- Provided material:
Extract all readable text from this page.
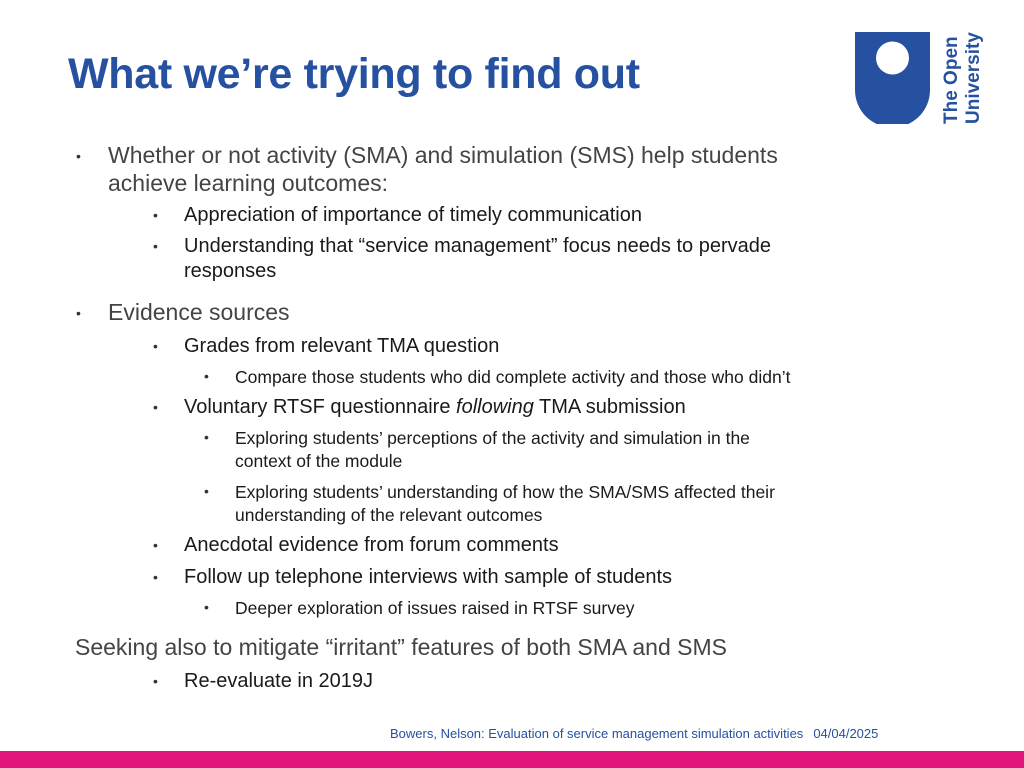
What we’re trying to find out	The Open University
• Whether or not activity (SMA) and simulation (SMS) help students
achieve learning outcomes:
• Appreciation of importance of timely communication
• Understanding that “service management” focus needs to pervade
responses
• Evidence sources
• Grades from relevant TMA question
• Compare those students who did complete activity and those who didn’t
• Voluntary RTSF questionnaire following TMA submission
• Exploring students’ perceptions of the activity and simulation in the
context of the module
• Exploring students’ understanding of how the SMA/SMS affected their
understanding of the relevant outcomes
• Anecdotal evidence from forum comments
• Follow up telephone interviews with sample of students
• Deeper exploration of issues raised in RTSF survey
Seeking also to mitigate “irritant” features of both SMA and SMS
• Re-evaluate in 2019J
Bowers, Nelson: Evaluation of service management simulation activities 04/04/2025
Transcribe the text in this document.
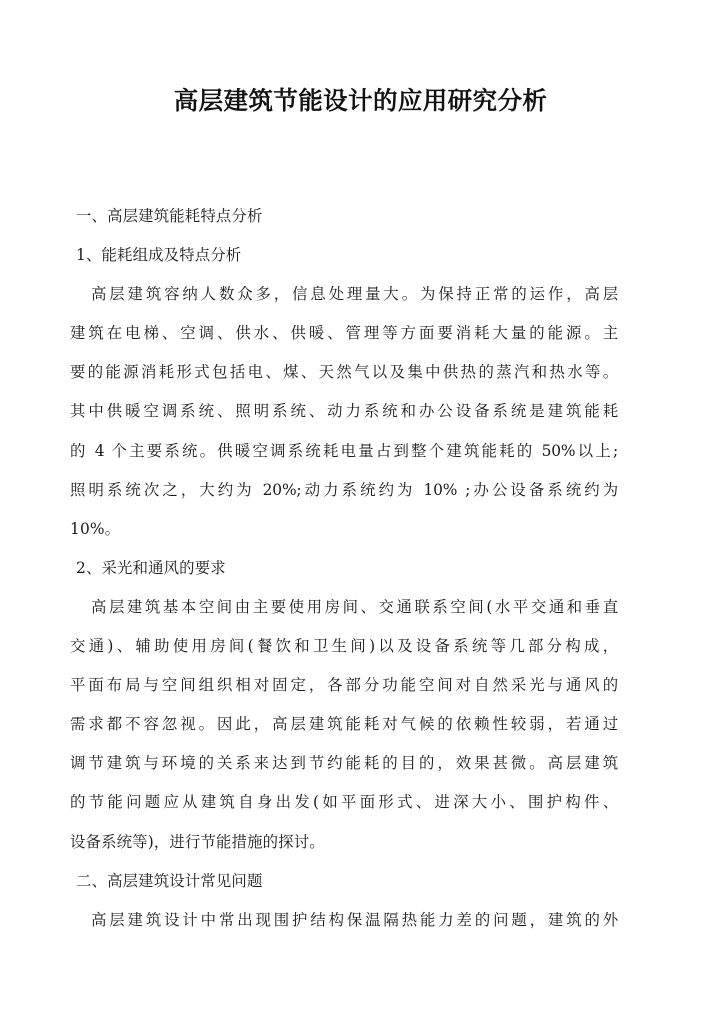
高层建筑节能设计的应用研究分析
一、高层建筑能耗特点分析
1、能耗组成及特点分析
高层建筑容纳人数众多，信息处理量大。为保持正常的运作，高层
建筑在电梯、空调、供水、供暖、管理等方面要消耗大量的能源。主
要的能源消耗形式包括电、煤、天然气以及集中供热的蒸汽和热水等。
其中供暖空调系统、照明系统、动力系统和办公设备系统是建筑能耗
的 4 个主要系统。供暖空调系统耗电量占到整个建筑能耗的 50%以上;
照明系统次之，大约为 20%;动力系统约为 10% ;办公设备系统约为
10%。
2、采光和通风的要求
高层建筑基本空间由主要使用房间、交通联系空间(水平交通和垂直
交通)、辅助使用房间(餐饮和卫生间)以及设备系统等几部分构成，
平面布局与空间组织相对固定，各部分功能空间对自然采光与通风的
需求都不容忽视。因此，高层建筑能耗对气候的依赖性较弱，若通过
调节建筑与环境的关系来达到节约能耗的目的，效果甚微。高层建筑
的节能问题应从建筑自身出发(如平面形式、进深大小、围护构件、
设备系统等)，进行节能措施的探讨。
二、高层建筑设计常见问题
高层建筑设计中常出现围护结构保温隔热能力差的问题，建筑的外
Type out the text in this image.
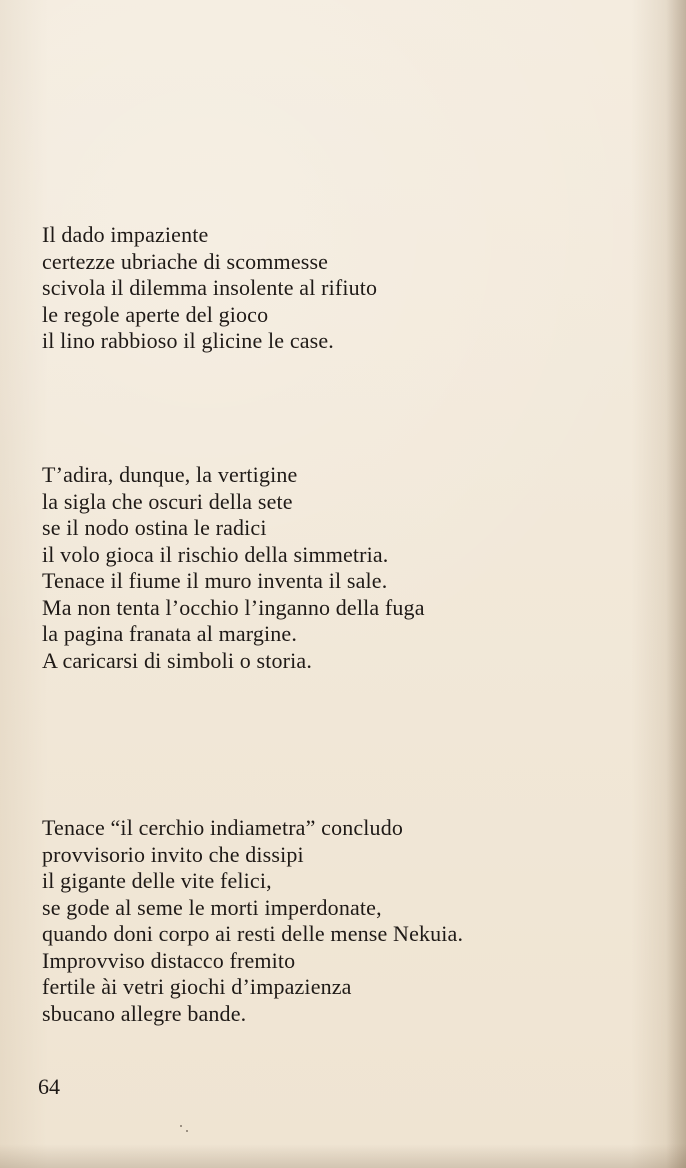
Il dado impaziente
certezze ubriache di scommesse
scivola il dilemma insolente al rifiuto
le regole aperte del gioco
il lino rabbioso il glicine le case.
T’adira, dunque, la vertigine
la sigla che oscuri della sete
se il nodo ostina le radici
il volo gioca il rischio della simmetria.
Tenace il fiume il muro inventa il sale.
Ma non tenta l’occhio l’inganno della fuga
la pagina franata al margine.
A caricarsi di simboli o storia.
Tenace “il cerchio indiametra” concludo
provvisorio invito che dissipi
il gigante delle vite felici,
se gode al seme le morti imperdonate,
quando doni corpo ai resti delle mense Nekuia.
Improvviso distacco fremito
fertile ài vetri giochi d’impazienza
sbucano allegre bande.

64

- Requirement: Images in the records should not be copied. Repeat all the rest exactly.

- The solution:
Extract all readable text from this page.
What we’re trying to find out	The Open University
• Whether or not activity (SMA) and simulation (SMS) help students
achieve learning outcomes:
• Appreciation of importance of timely communication
• Understanding that “service management” focus needs to pervade
responses
• Evidence sources
• Grades from relevant TMA question
• Compare those students who did complete activity and those who didn’t
• Voluntary RTSF questionnaire following TMA submission
• Exploring students’ perceptions of the activity and simulation in the
context of the module
• Exploring students’ understanding of how the SMA/SMS affected their
understanding of the relevant outcomes
• Anecdotal evidence from forum comments
• Follow up telephone interviews with sample of students
• Deeper exploration of issues raised in RTSF survey
Seeking also to mitigate “irritant” features of both SMA and SMS
• Re-evaluate in 2019J
Bowers, Nelson: Evaluation of service management simulation activities 04/04/2025
Transcribe the text in this document.
高层建筑节能设计的应用研究分析
一、高层建筑能耗特点分析
1、能耗组成及特点分析
高层建筑容纳人数众多，信息处理量大。为保持正常的运作，高层
建筑在电梯、空调、供水、供暖、管理等方面要消耗大量的能源。主
要的能源消耗形式包括电、煤、天然气以及集中供热的蒸汽和热水等。
其中供暖空调系统、照明系统、动力系统和办公设备系统是建筑能耗
的 4 个主要系统。供暖空调系统耗电量占到整个建筑能耗的 50%以上;
照明系统次之，大约为 20%;动力系统约为 10% ;办公设备系统约为
10%。
2、采光和通风的要求
高层建筑基本空间由主要使用房间、交通联系空间(水平交通和垂直
交通)、辅助使用房间(餐饮和卫生间)以及设备系统等几部分构成，
平面布局与空间组织相对固定，各部分功能空间对自然采光与通风的
需求都不容忽视。因此，高层建筑能耗对气候的依赖性较弱，若通过
调节建筑与环境的关系来达到节约能耗的目的，效果甚微。高层建筑
的节能问题应从建筑自身出发(如平面形式、进深大小、围护构件、
设备系统等)，进行节能措施的探讨。
二、高层建筑设计常见问题
高层建筑设计中常出现围护结构保温隔热能力差的问题，建筑的外
Type out the text in this image.
Il dado impaziente
certezze ubriache di scommesse
scivola il dilemma insolente al rifiuto
le regole aperte del gioco
il lino rabbioso il glicine le case.
T’adira, dunque, la vertigine
la sigla che oscuri della sete
se il nodo ostina le radici
il volo gioca il rischio della simmetria.
Tenace il fiume il muro inventa il sale.
Ma non tenta l’occhio l’inganno della fuga
la pagina franata al margine.
A caricarsi di simboli o storia.
Tenace “il cerchio indiametra” concludo
provvisorio invito che dissipi
il gigante delle vite felici,
se gode al seme le morti imperdonate,
quando doni corpo ai resti delle mense Nekuia.
Improvviso distacco fremito
fertile ài vetri giochi d’impazienza
sbucano allegre bande.

64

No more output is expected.